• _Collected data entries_

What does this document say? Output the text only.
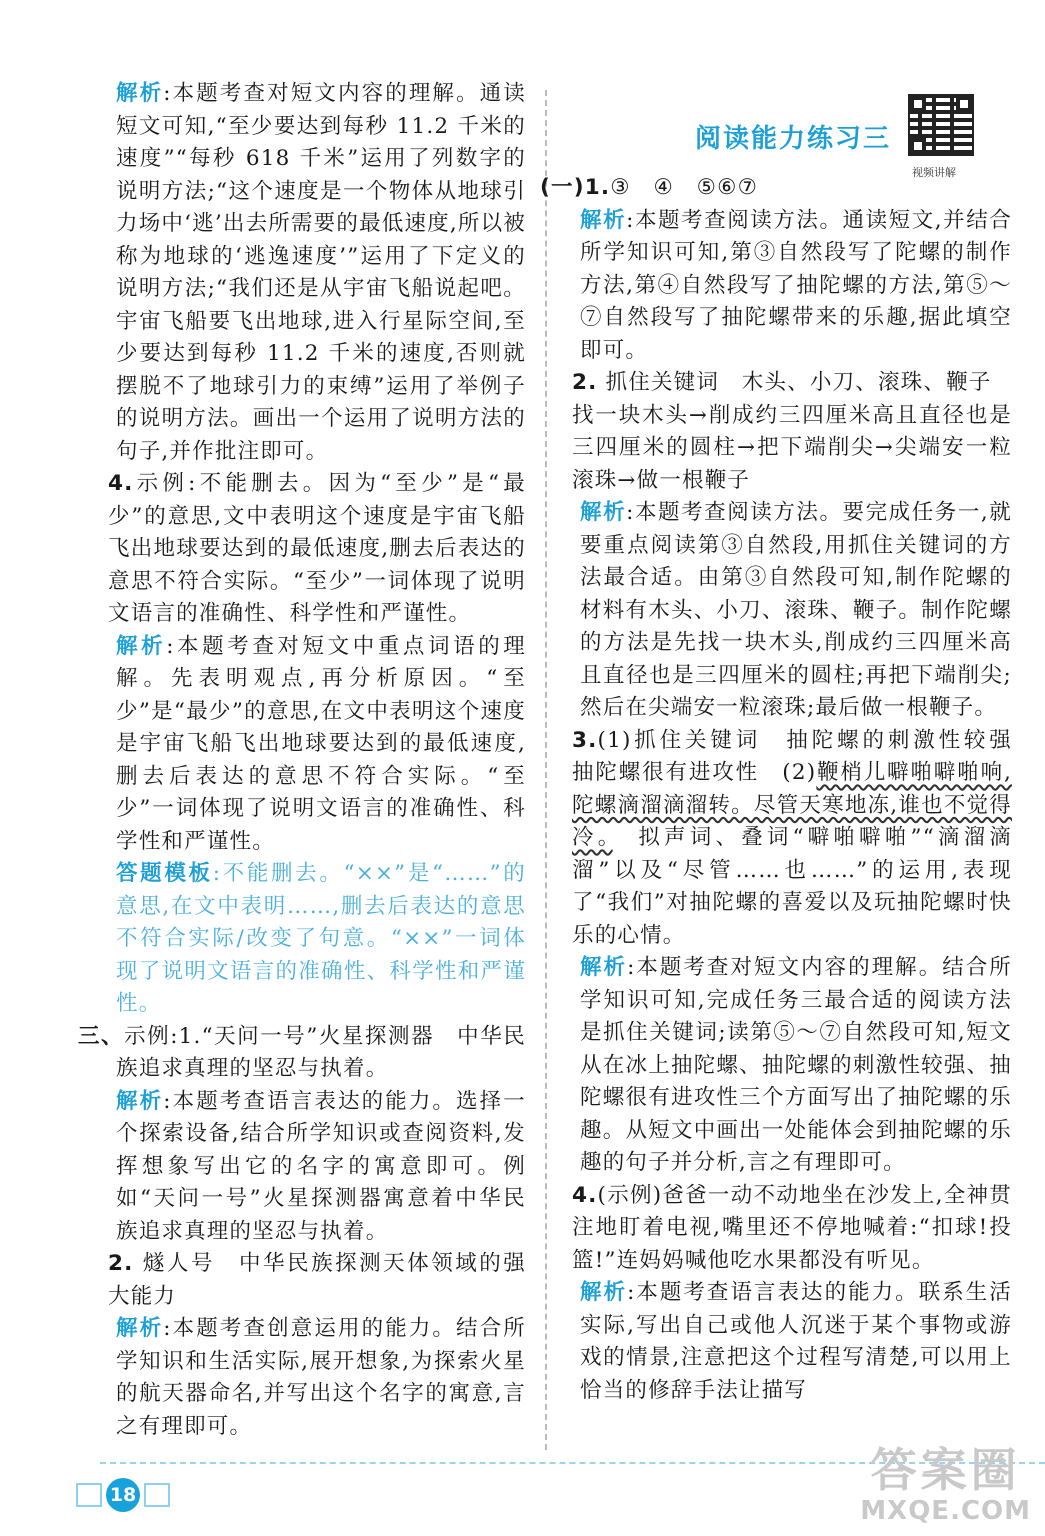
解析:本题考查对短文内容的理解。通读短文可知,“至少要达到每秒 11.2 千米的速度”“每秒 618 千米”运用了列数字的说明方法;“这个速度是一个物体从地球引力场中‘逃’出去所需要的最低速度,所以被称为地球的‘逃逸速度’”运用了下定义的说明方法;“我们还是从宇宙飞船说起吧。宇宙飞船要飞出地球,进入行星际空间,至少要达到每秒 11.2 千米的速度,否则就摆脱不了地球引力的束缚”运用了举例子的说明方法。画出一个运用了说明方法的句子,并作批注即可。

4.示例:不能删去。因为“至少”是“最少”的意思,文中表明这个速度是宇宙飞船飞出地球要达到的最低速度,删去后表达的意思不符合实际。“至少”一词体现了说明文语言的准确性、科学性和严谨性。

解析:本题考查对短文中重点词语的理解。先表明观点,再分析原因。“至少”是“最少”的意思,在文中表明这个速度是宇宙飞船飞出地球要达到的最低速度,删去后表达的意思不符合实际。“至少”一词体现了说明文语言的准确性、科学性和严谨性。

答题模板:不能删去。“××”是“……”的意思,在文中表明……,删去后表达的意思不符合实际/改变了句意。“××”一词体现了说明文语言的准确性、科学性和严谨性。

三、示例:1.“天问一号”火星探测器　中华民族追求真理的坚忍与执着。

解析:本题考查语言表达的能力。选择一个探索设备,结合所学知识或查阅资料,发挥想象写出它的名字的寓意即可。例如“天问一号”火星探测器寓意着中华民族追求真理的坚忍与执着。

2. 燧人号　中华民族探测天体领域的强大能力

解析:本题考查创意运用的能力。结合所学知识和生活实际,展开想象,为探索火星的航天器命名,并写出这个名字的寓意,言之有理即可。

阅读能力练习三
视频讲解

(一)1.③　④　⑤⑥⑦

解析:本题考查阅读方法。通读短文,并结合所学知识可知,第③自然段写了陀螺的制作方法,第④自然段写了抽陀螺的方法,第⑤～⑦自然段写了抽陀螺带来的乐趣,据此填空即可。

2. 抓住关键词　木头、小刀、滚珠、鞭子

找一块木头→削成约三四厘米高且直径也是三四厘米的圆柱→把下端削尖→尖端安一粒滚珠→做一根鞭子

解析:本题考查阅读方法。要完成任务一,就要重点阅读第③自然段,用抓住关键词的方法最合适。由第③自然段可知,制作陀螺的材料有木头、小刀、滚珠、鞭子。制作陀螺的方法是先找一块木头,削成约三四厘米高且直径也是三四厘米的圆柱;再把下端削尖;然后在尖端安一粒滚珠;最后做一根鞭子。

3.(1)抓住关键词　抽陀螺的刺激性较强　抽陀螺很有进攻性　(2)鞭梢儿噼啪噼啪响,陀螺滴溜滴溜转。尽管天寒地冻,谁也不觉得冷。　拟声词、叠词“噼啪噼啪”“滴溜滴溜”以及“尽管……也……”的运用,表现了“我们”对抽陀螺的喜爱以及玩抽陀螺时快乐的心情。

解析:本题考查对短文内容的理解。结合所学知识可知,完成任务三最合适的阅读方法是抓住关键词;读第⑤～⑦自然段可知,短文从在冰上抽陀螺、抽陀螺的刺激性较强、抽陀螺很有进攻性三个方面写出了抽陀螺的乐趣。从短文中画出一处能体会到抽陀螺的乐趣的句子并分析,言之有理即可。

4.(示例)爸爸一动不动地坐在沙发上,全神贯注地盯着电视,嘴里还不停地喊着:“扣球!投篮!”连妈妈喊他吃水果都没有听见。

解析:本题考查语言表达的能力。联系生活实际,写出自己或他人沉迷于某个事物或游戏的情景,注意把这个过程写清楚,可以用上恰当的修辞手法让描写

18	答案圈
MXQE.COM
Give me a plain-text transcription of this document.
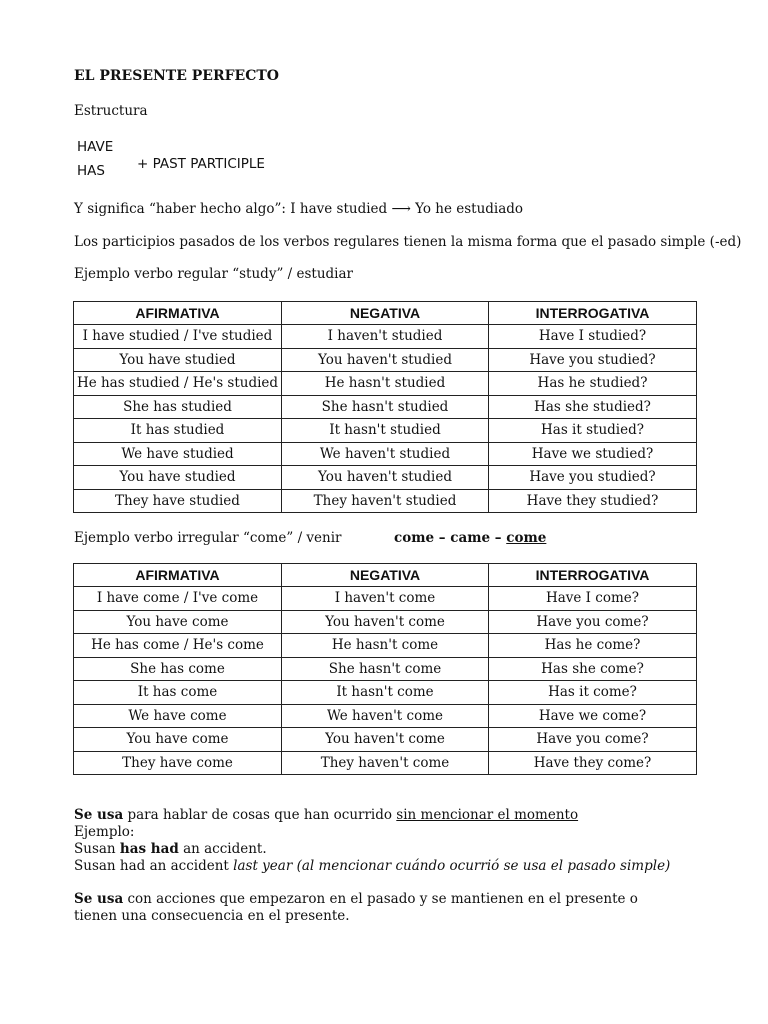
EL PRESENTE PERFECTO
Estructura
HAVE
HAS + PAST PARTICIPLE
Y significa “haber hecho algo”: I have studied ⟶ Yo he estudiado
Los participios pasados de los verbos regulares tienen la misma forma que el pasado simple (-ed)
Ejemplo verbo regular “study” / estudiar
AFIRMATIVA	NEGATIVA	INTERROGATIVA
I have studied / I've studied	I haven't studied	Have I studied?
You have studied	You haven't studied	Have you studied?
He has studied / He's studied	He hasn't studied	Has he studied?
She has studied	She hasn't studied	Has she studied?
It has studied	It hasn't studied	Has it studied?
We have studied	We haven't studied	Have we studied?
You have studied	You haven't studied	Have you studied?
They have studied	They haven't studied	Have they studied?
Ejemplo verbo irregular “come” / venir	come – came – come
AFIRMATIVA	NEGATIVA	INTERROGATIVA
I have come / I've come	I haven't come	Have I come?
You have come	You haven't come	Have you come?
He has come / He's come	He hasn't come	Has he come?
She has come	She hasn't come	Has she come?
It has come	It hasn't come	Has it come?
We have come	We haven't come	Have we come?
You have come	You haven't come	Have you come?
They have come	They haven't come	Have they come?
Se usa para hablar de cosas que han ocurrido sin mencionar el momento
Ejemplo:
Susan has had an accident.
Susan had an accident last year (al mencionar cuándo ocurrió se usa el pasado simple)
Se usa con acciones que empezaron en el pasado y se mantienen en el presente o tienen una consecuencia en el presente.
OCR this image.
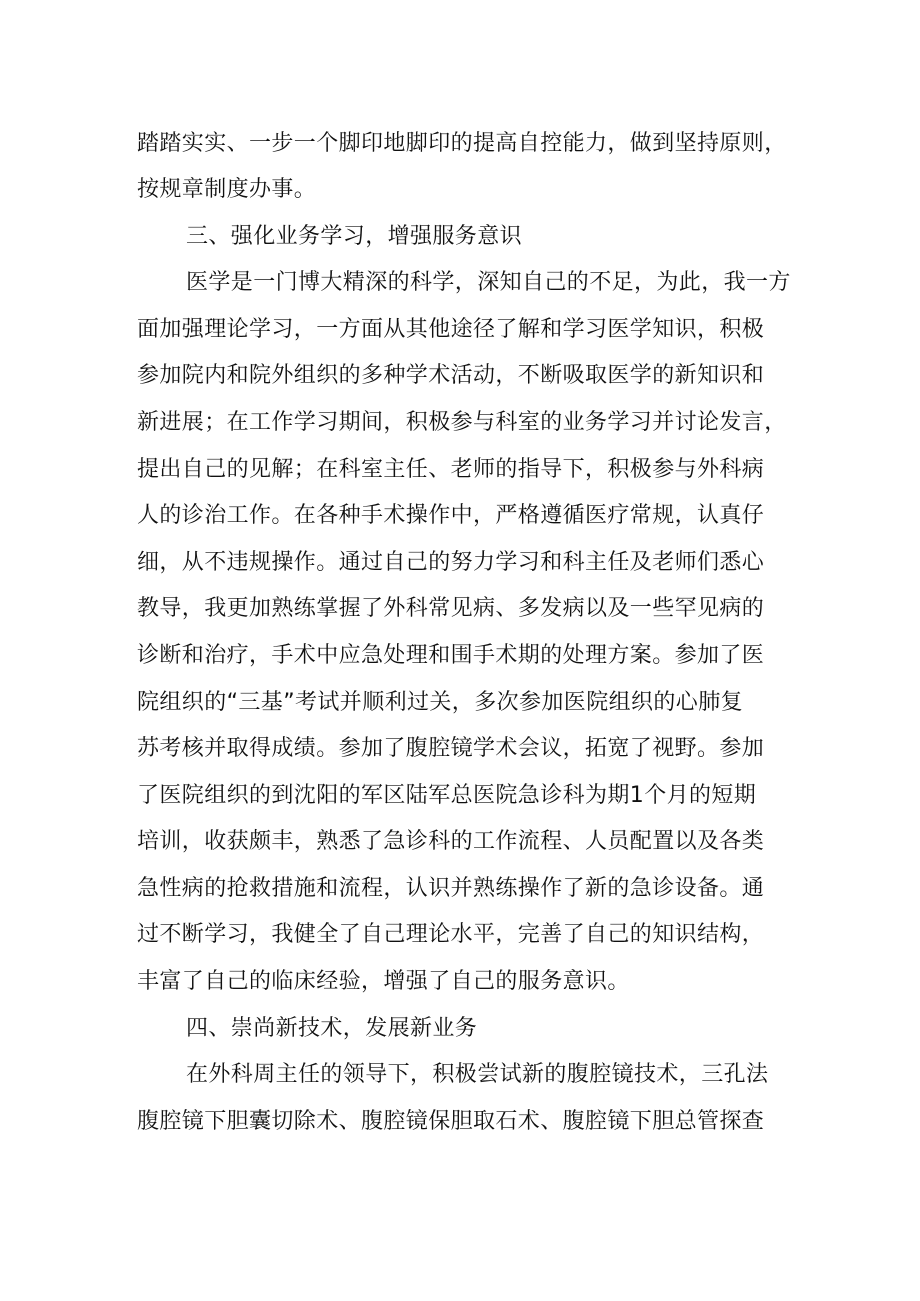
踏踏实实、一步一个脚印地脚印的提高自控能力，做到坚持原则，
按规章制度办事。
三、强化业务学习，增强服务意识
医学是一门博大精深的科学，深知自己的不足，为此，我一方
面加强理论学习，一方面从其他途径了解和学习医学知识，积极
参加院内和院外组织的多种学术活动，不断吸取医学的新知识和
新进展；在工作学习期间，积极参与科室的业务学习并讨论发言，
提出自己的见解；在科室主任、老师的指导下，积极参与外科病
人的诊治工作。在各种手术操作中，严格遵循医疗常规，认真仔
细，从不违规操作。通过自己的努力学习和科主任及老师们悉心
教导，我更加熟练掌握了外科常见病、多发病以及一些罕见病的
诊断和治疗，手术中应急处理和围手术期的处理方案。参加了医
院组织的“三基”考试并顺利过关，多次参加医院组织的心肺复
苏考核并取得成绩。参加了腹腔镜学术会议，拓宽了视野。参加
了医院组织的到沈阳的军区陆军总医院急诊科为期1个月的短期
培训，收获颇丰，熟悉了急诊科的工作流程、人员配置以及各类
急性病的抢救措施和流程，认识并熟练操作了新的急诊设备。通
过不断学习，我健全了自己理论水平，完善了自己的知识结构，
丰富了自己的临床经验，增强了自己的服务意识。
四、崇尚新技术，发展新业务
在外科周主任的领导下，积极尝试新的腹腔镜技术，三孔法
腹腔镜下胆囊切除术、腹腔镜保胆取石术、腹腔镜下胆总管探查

• _What you are asked to do_
In this exercise, set down all of the data exactly, without the pictures.

• _Output_
What does this document say? Output the text only.
解析:本题考查对短文内容的理解。通读短文可知,“至少要达到每秒 11.2 千米的速度”“每秒 618 千米”运用了列数字的说明方法;“这个速度是一个物体从地球引力场中‘逃’出去所需要的最低速度,所以被称为地球的‘逃逸速度’”运用了下定义的说明方法;“我们还是从宇宙飞船说起吧。宇宙飞船要飞出地球,进入行星际空间,至少要达到每秒 11.2 千米的速度,否则就摆脱不了地球引力的束缚”运用了举例子的说明方法。画出一个运用了说明方法的句子,并作批注即可。

4.示例:不能删去。因为“至少”是“最少”的意思,文中表明这个速度是宇宙飞船飞出地球要达到的最低速度,删去后表达的意思不符合实际。“至少”一词体现了说明文语言的准确性、科学性和严谨性。

解析:本题考查对短文中重点词语的理解。先表明观点,再分析原因。“至少”是“最少”的意思,在文中表明这个速度是宇宙飞船飞出地球要达到的最低速度,删去后表达的意思不符合实际。“至少”一词体现了说明文语言的准确性、科学性和严谨性。

答题模板:不能删去。“××”是“……”的意思,在文中表明……,删去后表达的意思不符合实际/改变了句意。“××”一词体现了说明文语言的准确性、科学性和严谨性。

三、示例:1.“天问一号”火星探测器　中华民族追求真理的坚忍与执着。

解析:本题考查语言表达的能力。选择一个探索设备,结合所学知识或查阅资料,发挥想象写出它的名字的寓意即可。例如“天问一号”火星探测器寓意着中华民族追求真理的坚忍与执着。

2. 燧人号　中华民族探测天体领域的强大能力

解析:本题考查创意运用的能力。结合所学知识和生活实际,展开想象,为探索火星的航天器命名,并写出这个名字的寓意,言之有理即可。

阅读能力练习三
视频讲解

(一)1.③　④　⑤⑥⑦

解析:本题考查阅读方法。通读短文,并结合所学知识可知,第③自然段写了陀螺的制作方法,第④自然段写了抽陀螺的方法,第⑤～⑦自然段写了抽陀螺带来的乐趣,据此填空即可。

2. 抓住关键词　木头、小刀、滚珠、鞭子

找一块木头→削成约三四厘米高且直径也是三四厘米的圆柱→把下端削尖→尖端安一粒滚珠→做一根鞭子

解析:本题考查阅读方法。要完成任务一,就要重点阅读第③自然段,用抓住关键词的方法最合适。由第③自然段可知,制作陀螺的材料有木头、小刀、滚珠、鞭子。制作陀螺的方法是先找一块木头,削成约三四厘米高且直径也是三四厘米的圆柱;再把下端削尖;然后在尖端安一粒滚珠;最后做一根鞭子。

3.(1)抓住关键词　抽陀螺的刺激性较强　抽陀螺很有进攻性　(2)鞭梢儿噼啪噼啪响,陀螺滴溜滴溜转。尽管天寒地冻,谁也不觉得冷。　拟声词、叠词“噼啪噼啪”“滴溜滴溜”以及“尽管……也……”的运用,表现了“我们”对抽陀螺的喜爱以及玩抽陀螺时快乐的心情。

解析:本题考查对短文内容的理解。结合所学知识可知,完成任务三最合适的阅读方法是抓住关键词;读第⑤～⑦自然段可知,短文从在冰上抽陀螺、抽陀螺的刺激性较强、抽陀螺很有进攻性三个方面写出了抽陀螺的乐趣。从短文中画出一处能体会到抽陀螺的乐趣的句子并分析,言之有理即可。

4.(示例)爸爸一动不动地坐在沙发上,全神贯注地盯着电视,嘴里还不停地喊着:“扣球!投篮!”连妈妈喊他吃水果都没有听见。

解析:本题考查语言表达的能力。联系生活实际,写出自己或他人沉迷于某个事物或游戏的情景,注意把这个过程写清楚,可以用上恰当的修辞手法让描写

18	答案圈
MXQE.COM
Give me a plain-text transcription of this document.
EL PRESENTE PERFECTO
Estructura
HAVE
HAS + PAST PARTICIPLE
Y significa “haber hecho algo”: I have studied ⟶ Yo he estudiado
Los participios pasados de los verbos regulares tienen la misma forma que el pasado simple (-ed)
Ejemplo verbo regular “study” / estudiar
AFIRMATIVA	NEGATIVA	INTERROGATIVA
I have studied / I've studied	I haven't studied	Have I studied?
You have studied	You haven't studied	Have you studied?
He has studied / He's studied	He hasn't studied	Has he studied?
She has studied	She hasn't studied	Has she studied?
It has studied	It hasn't studied	Has it studied?
We have studied	We haven't studied	Have we studied?
You have studied	You haven't studied	Have you studied?
They have studied	They haven't studied	Have they studied?
Ejemplo verbo irregular “come” / venir	come – came – come
AFIRMATIVA	NEGATIVA	INTERROGATIVA
I have come / I've come	I haven't come	Have I come?
You have come	You haven't come	Have you come?
He has come / He's come	He hasn't come	Has he come?
She has come	She hasn't come	Has she come?
It has come	It hasn't come	Has it come?
We have come	We haven't come	Have we come?
You have come	You haven't come	Have you come?
They have come	They haven't come	Have they come?
Se usa para hablar de cosas que han ocurrido sin mencionar el momento
Ejemplo:
Susan has had an accident.
Susan had an accident last year (al mencionar cuándo ocurrió se usa el pasado simple)
Se usa con acciones que empezaron en el pasado y se mantienen en el presente o tienen una consecuencia en el presente.
OCR this image.
踏踏实实、一步一个脚印地脚印的提高自控能力，做到坚持原则，
按规章制度办事。
三、强化业务学习，增强服务意识
医学是一门博大精深的科学，深知自己的不足，为此，我一方
面加强理论学习，一方面从其他途径了解和学习医学知识，积极
参加院内和院外组织的多种学术活动，不断吸取医学的新知识和
新进展；在工作学习期间，积极参与科室的业务学习并讨论发言，
提出自己的见解；在科室主任、老师的指导下，积极参与外科病
人的诊治工作。在各种手术操作中，严格遵循医疗常规，认真仔
细，从不违规操作。通过自己的努力学习和科主任及老师们悉心
教导，我更加熟练掌握了外科常见病、多发病以及一些罕见病的
诊断和治疗，手术中应急处理和围手术期的处理方案。参加了医
院组织的“三基”考试并顺利过关，多次参加医院组织的心肺复
苏考核并取得成绩。参加了腹腔镜学术会议，拓宽了视野。参加
了医院组织的到沈阳的军区陆军总医院急诊科为期1个月的短期
培训，收获颇丰，熟悉了急诊科的工作流程、人员配置以及各类
急性病的抢救措施和流程，认识并熟练操作了新的急诊设备。通
过不断学习，我健全了自己理论水平，完善了自己的知识结构，
丰富了自己的临床经验，增强了自己的服务意识。
四、崇尚新技术，发展新业务
在外科周主任的领导下，积极尝试新的腹腔镜技术，三孔法
腹腔镜下胆囊切除术、腹腔镜保胆取石术、腹腔镜下胆总管探查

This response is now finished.